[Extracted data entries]

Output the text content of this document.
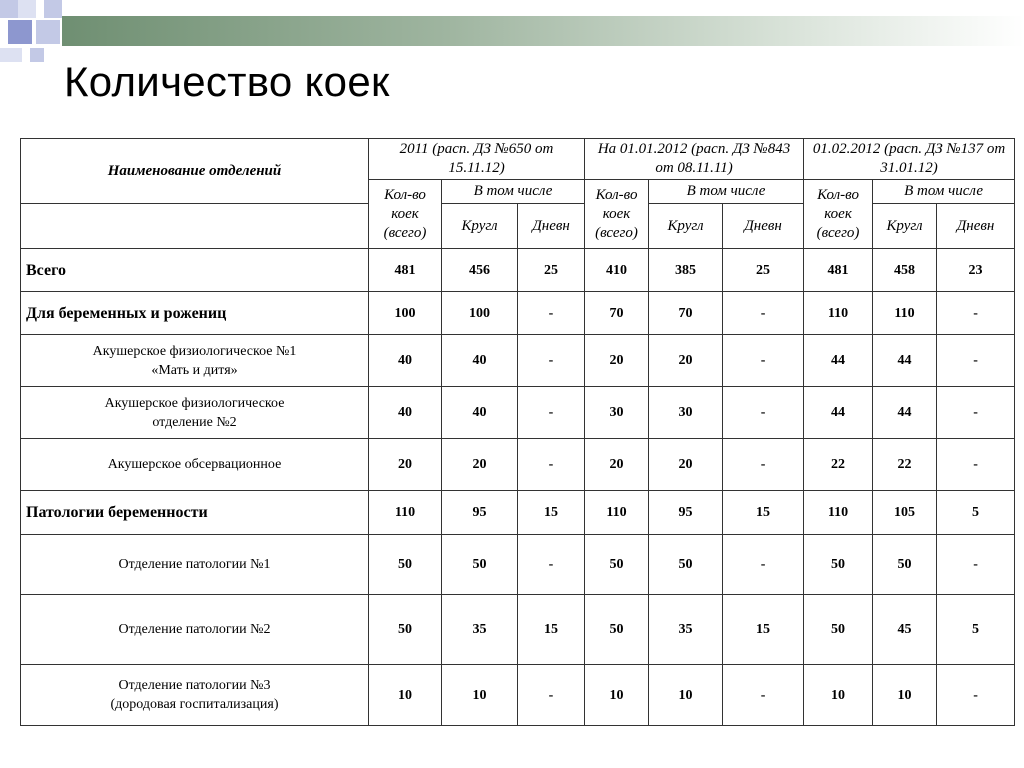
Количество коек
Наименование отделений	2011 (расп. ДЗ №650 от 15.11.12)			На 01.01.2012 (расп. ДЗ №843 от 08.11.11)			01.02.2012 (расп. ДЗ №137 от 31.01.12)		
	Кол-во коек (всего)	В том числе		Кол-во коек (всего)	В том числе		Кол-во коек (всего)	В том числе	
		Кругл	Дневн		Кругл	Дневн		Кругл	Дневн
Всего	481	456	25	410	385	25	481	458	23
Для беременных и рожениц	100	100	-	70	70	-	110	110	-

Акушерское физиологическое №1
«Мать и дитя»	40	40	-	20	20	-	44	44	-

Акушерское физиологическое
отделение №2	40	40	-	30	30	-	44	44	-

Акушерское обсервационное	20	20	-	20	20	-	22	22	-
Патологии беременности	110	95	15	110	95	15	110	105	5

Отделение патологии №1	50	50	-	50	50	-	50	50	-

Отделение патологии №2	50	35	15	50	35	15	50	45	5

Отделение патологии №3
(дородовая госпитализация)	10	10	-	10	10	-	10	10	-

**What to do**
Pictures are to be left out; all else in the entries above is to be quoted exactly.

**Solved problem**
Output the text content of this document.
Количество коек
Наименование отделений	2011 (расп. ДЗ №650 от 15.11.12)			На 01.01.2012 (расп. ДЗ №843 от 08.11.11)			01.02.2012 (расп. ДЗ №137 от 31.01.12)		
	Кол-во коек (всего)	В том числе		Кол-во коек (всего)	В том числе		Кол-во коек (всего)	В том числе	
		Кругл	Дневн		Кругл	Дневн		Кругл	Дневн
Всего	481	456	25	410	385	25	481	458	23
Для беременных и рожениц	100	100	-	70	70	-	110	110	-

Акушерское физиологическое №1
«Мать и дитя»	40	40	-	20	20	-	44	44	-

Акушерское физиологическое
отделение №2	40	40	-	30	30	-	44	44	-

Акушерское обсервационное	20	20	-	20	20	-	22	22	-
Патологии беременности	110	95	15	110	95	15	110	105	5

Отделение патологии №1	50	50	-	50	50	-	50	50	-

Отделение патологии №2	50	35	15	50	35	15	50	45	5

Отделение патологии №3
(дородовая госпитализация)	10	10	-	10	10	-	10	10	-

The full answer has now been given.